* Excerpted text *
Solaris (1961) Stanislaw Lem When Kelvin arrives at the planet Solaris to study the strange ocean that covers its surface, instead of finding an entirely physical scientific phenomenon, he soon discovers a previously unconscious memory embodied in the physical manifestation of a long-dead lover. The other scientists on the space station slowly reveal that they are also plagued with their own repressed corporeal memories. Many theories are put forward as to why all this is occuring, including the idea that Solaris is a massive brain that creates these incarnate memories. Yet if that is the case, the planet's purpose in doing so is entirely unknown, forcing the scientists to shift focus and wonder whether they can truly understand the universe without first understanding what lies within their own minds and in their desires. This would be an interesting outline for any good science fiction book, but one of the great strengths of Solaris is not only that it withholds from the reader why the planet is doing anything it does, but the book is so forcefully didactic in its dislike of the hubris, destructiveness and colonial thinking that can accompany scientific exploration. In one of its most vitriolic passages, Lem's own anger might be reaching out to the reader:
We are humanitarian and chivalrous; we don t want to enslave other races, we simply want to bequeath them our values and take over their heritage in exchange. We think of ourselves as the Knights of the Holy Contact. This is another lie. We are only seeking Man. We have no need of other worlds. We need mirrors. We don t know what to do with other worlds. A single world, our own, suffices us; but we can t accept it for what it is. We are searching for an ideal image of our own world: we go in quest of a planet, of a civilisation superior to our own, but developed on the basis of a prototype of our primaeval past. At the same time, there is something inside us that we don t like to face up to, from which we try to protect ourselves, but which nevertheless remains since we don t leave Earth in a state of primal innocence. We arrive here as we are in reality, and when the page is turned, and that reality is revealed to us that part of our reality that we would prefer to pass over in silence then we don t like it anymore.

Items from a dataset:
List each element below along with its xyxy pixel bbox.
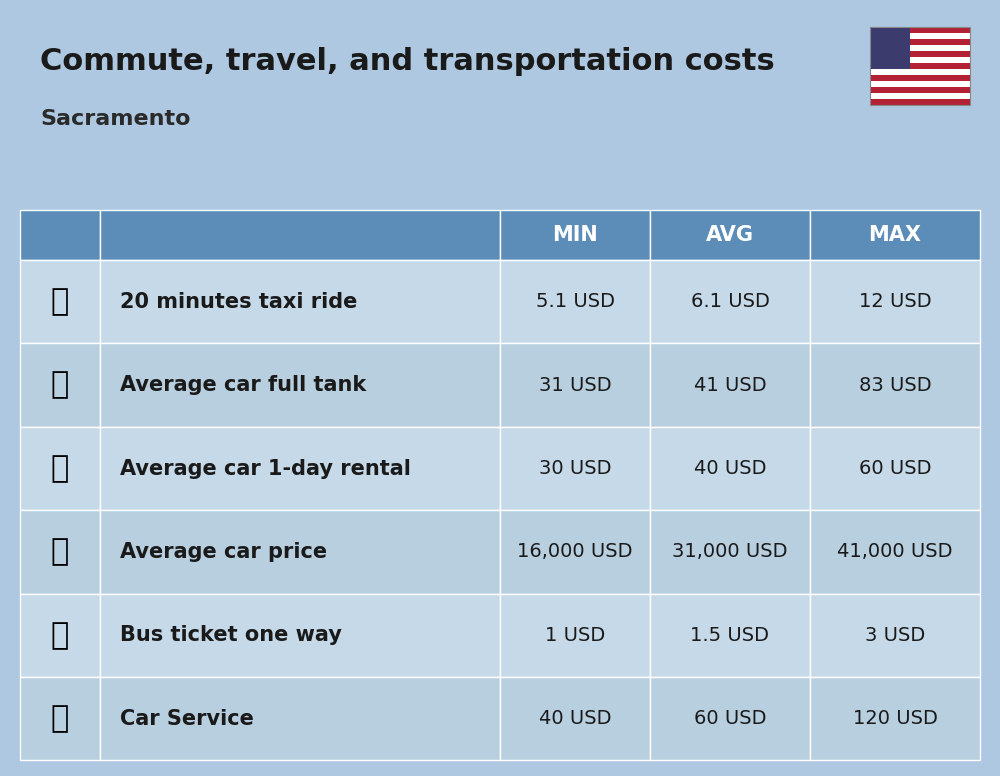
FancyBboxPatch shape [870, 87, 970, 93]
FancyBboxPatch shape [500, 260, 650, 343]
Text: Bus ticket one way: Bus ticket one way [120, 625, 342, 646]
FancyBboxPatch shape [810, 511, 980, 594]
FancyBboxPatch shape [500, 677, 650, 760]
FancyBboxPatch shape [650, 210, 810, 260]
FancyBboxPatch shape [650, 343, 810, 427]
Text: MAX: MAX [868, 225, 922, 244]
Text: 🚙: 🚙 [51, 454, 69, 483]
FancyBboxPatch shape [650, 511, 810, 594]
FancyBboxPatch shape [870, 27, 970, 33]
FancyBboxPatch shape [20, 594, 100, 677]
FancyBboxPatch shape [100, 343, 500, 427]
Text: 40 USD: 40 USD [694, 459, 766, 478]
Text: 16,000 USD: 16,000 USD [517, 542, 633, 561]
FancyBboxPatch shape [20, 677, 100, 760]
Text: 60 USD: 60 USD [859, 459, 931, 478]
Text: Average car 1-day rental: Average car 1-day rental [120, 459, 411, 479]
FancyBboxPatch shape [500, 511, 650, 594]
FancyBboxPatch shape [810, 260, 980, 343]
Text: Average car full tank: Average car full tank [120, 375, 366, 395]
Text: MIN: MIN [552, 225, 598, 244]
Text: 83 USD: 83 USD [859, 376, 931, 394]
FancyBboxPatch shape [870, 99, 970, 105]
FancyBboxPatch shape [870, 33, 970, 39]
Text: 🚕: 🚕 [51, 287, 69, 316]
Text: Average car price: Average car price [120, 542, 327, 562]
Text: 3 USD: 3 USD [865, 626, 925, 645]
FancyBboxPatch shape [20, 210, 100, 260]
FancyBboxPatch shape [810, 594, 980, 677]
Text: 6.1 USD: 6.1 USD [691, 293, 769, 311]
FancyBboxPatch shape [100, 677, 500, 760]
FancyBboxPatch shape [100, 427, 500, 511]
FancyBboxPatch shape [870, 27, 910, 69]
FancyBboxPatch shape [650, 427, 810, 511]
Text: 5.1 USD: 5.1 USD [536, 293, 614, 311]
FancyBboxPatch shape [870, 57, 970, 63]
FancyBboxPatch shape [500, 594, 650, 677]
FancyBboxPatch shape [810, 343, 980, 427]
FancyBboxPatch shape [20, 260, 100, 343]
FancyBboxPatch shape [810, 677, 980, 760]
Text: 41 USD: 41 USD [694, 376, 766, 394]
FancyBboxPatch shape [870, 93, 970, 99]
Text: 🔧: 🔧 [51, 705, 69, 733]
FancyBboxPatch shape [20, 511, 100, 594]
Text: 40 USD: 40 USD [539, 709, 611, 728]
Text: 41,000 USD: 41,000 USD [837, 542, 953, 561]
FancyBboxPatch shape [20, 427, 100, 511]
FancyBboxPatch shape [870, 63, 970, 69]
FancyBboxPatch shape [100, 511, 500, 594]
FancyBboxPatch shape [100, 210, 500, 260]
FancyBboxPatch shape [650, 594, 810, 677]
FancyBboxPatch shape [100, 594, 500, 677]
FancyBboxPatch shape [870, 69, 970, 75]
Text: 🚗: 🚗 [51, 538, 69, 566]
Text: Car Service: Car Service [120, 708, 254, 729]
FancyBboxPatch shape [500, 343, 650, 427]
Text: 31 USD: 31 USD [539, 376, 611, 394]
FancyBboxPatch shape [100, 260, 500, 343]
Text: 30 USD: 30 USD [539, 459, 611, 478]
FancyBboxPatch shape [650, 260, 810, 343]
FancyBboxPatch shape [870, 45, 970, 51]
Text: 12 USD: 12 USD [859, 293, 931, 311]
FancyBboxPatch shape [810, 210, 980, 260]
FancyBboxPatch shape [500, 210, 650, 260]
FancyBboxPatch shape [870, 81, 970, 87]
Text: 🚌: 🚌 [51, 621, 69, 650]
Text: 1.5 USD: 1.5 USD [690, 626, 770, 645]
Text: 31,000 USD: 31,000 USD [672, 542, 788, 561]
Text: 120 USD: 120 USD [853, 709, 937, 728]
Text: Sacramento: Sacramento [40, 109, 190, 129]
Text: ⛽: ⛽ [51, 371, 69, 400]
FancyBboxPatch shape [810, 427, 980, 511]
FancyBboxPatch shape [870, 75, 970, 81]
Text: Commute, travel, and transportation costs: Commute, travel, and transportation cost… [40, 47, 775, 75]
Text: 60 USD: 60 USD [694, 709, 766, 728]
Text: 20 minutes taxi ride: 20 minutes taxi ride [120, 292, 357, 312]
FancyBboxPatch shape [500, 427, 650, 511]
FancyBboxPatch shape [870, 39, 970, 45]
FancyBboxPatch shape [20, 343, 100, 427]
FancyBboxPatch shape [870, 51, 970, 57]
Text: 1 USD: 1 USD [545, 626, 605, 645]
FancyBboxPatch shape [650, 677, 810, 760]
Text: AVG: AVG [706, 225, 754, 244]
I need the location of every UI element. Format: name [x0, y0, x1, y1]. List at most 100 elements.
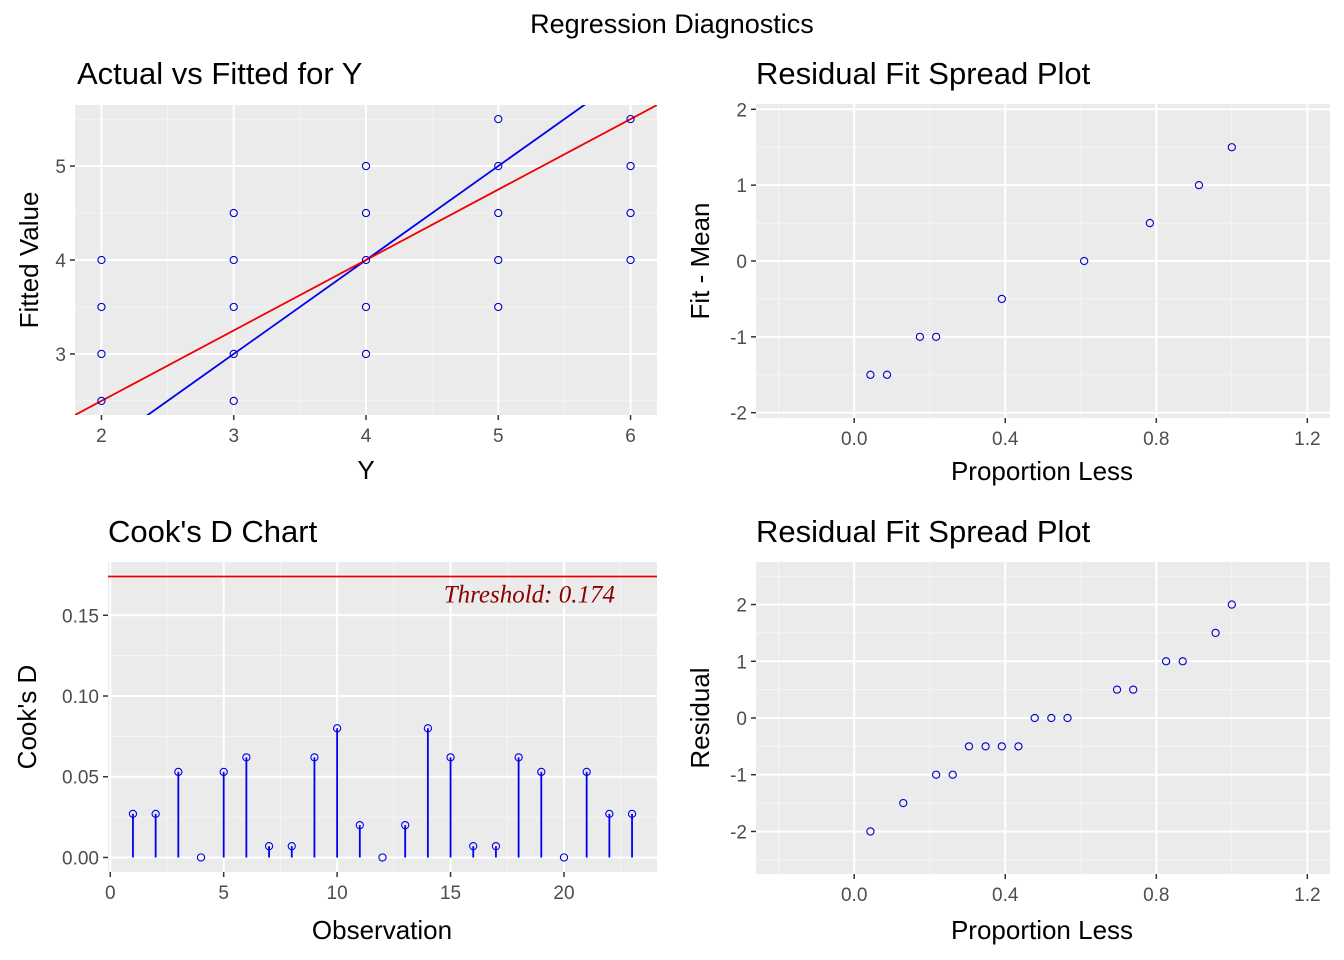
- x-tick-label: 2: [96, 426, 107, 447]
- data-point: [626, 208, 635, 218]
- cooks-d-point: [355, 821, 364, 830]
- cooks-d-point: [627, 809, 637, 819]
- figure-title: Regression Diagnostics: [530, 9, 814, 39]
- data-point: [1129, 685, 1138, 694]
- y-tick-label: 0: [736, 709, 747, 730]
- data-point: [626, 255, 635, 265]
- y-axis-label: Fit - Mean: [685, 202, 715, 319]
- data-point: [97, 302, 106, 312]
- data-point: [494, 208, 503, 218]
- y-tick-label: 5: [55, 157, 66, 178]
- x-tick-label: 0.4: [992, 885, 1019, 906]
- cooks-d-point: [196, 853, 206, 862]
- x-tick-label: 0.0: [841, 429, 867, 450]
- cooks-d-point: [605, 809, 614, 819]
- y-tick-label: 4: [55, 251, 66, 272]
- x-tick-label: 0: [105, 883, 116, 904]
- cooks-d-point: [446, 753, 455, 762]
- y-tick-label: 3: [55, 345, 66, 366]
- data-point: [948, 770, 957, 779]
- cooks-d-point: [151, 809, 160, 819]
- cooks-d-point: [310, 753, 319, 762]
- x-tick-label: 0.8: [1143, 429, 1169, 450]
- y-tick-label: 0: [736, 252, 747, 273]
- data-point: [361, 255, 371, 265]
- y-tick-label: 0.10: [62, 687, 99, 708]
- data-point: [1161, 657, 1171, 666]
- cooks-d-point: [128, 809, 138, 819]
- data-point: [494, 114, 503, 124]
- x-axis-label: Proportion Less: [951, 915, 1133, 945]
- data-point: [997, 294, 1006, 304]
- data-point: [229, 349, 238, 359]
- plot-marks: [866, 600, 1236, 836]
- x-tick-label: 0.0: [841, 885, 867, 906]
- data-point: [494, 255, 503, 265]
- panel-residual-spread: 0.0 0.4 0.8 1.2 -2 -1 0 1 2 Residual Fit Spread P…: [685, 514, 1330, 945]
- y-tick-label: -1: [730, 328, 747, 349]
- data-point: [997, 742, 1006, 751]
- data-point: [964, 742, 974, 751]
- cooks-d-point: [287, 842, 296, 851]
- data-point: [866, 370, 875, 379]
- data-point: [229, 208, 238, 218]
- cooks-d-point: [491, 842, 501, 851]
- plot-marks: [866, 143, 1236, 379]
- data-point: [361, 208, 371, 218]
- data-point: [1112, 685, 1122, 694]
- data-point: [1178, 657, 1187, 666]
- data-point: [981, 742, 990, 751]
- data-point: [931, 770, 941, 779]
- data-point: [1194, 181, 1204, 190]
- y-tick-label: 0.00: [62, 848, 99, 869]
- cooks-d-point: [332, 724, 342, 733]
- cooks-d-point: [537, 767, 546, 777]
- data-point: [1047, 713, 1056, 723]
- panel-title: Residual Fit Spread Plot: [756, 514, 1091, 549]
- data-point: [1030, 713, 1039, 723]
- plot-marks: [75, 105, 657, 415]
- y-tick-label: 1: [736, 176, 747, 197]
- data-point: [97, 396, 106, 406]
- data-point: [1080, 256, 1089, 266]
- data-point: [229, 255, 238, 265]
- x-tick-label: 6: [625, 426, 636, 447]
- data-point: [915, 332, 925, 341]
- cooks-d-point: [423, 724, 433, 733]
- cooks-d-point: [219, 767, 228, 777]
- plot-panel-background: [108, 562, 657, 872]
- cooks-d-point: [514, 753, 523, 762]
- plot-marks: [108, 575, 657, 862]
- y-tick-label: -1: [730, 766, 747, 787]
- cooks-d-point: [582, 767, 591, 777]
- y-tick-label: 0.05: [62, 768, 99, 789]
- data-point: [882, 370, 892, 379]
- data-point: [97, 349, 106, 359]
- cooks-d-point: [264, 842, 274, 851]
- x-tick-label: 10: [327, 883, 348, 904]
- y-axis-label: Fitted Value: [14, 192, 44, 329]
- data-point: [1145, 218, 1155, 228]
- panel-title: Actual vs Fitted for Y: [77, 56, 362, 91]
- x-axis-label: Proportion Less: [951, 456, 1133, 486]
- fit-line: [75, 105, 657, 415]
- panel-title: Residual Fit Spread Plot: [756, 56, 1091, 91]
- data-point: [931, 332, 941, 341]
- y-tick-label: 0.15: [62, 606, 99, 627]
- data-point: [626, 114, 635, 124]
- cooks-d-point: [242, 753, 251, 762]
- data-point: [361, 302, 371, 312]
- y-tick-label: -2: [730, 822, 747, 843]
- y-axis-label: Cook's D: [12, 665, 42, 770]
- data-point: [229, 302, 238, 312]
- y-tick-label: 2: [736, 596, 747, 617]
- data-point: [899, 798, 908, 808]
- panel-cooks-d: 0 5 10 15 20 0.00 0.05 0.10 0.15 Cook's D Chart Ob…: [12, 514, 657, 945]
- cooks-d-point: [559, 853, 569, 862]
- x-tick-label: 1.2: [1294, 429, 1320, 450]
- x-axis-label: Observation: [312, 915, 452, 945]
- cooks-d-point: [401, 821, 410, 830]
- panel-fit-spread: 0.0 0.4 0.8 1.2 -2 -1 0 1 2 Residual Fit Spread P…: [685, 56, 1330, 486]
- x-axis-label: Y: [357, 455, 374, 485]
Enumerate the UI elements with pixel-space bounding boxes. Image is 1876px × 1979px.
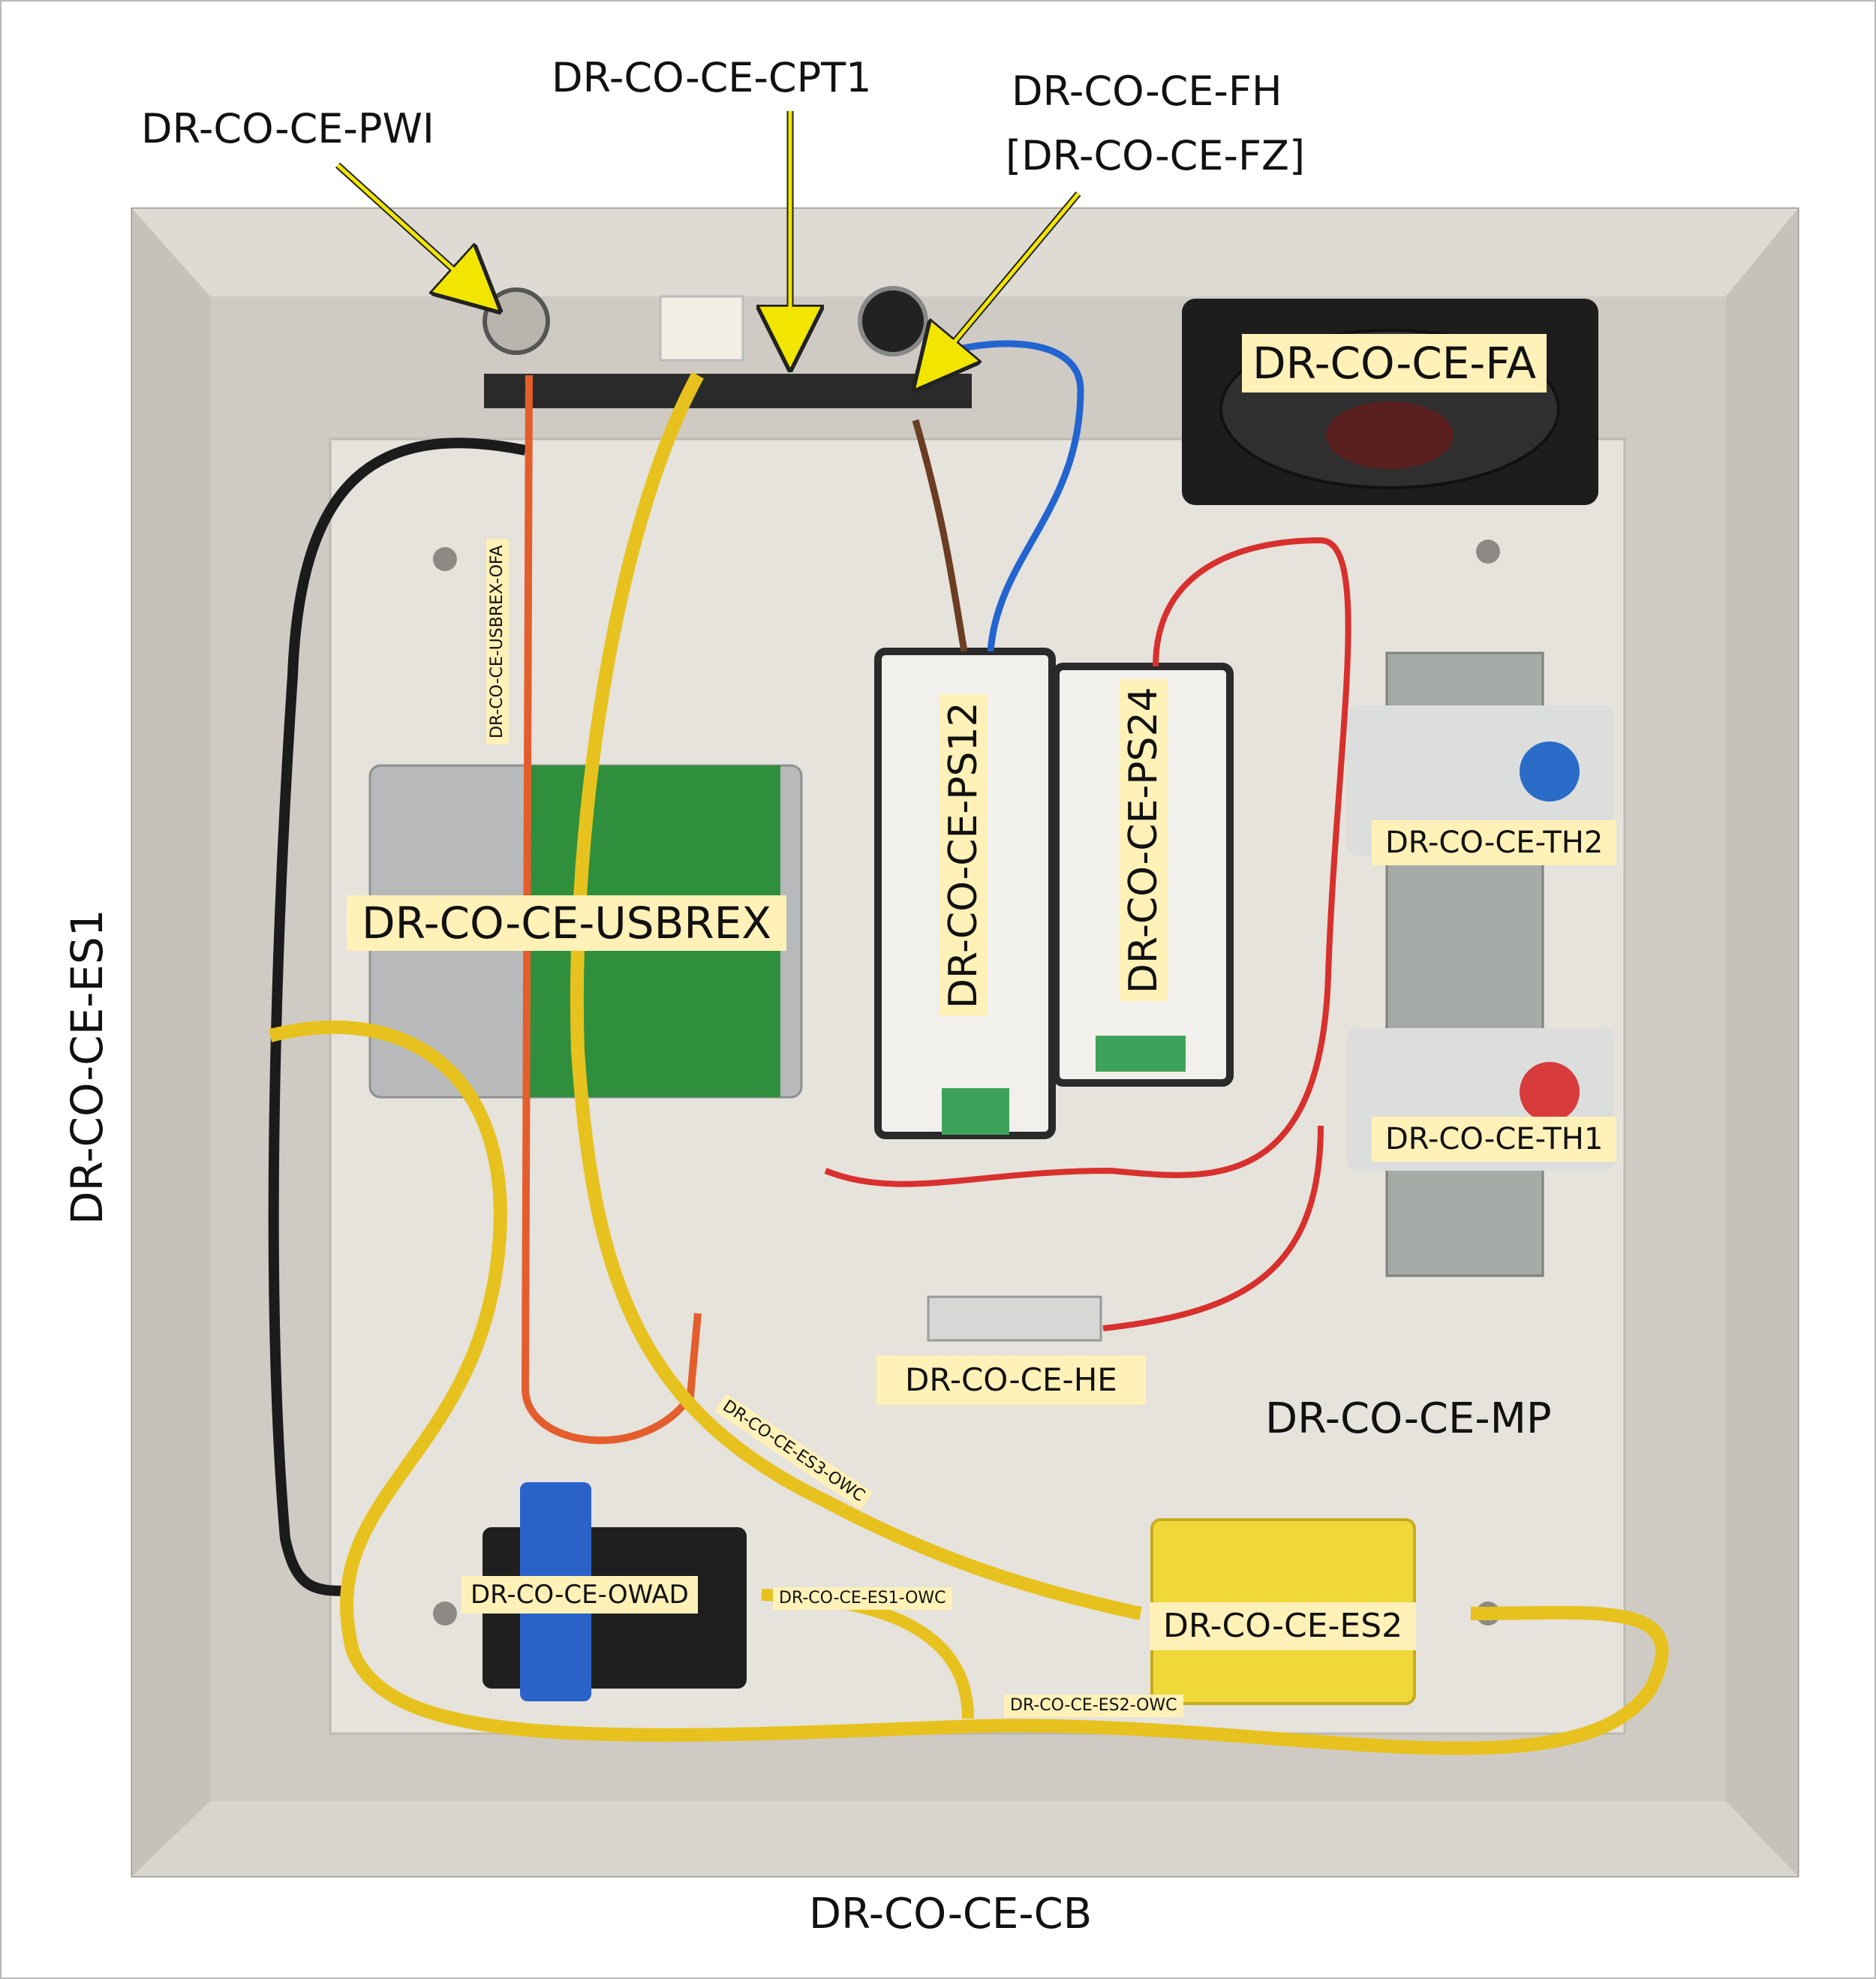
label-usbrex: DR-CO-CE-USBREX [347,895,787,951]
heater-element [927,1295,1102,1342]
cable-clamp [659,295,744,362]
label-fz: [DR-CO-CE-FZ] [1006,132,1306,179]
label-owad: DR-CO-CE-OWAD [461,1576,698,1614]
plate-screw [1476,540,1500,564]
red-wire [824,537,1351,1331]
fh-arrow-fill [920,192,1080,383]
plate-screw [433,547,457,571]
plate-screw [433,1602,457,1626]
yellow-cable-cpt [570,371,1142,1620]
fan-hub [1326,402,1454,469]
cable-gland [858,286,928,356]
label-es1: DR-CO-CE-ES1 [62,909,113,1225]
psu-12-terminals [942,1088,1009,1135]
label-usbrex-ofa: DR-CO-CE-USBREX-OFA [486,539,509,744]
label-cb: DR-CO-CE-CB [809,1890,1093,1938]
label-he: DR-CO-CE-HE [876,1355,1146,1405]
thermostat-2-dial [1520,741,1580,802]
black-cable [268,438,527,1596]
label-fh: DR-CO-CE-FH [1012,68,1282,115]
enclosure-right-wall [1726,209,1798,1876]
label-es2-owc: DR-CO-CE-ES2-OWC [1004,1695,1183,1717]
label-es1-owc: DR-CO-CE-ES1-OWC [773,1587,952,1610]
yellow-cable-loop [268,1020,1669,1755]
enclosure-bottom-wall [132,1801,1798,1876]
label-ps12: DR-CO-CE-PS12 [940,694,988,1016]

* Objective A *
In the text on Solaris, what does Kelvin travel to the planet to study?
* Objective B *
Write the next part of the text on Solaris, beginning immediately after its final sentence.

* Response A *
The strange ocean that covers its surface.

* Response B *
An overwhelming preoccupation with this idea infuses Solaris, and it turns out to be a common theme in a lot of Lem's work of this period, such as in his 1959 'anti-police procedural' The Investigation. Perhaps it not a dislike of exploration in general or the modern scientific method in particular, but rather a savage critique of the arrogance and self-assuredness that accompanies most forms of scientific positivism, or at least pursuits that cloak themselves under the guise of being a laudatory 'scientific' pursuit:
Man has gone out to explore other worlds and other civilizations without having explored his own labyrinth of dark passages and secret chambers and without finding what lies behind doorways that he himself has sealed.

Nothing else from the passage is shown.